[Stored items]
--------------------------------

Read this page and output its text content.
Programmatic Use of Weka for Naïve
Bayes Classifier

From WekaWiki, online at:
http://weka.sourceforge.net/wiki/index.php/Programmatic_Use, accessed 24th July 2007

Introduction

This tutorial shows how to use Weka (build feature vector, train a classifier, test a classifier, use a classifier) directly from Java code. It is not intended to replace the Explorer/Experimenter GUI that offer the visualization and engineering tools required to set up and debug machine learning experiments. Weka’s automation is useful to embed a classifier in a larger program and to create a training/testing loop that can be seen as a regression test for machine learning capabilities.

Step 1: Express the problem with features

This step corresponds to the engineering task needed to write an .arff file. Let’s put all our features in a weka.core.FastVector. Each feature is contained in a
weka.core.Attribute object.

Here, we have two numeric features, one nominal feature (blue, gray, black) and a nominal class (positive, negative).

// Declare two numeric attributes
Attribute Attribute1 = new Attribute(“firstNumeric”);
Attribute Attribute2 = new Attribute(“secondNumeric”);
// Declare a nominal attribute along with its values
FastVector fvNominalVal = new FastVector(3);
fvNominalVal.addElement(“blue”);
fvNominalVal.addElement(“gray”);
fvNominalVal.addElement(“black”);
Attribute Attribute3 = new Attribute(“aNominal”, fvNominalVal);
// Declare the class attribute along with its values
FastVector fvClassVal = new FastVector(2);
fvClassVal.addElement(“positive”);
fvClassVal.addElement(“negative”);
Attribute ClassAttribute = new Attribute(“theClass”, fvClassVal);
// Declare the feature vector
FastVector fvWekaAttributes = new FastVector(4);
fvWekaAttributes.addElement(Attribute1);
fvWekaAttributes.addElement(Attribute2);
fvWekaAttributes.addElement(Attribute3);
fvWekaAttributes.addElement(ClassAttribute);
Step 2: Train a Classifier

--------------------------------

EXERCISE REQUIREMENTS »
Only the number is wanted: how many lines of the data contain the word "gray"?

EXERCISE SOLUTION »
2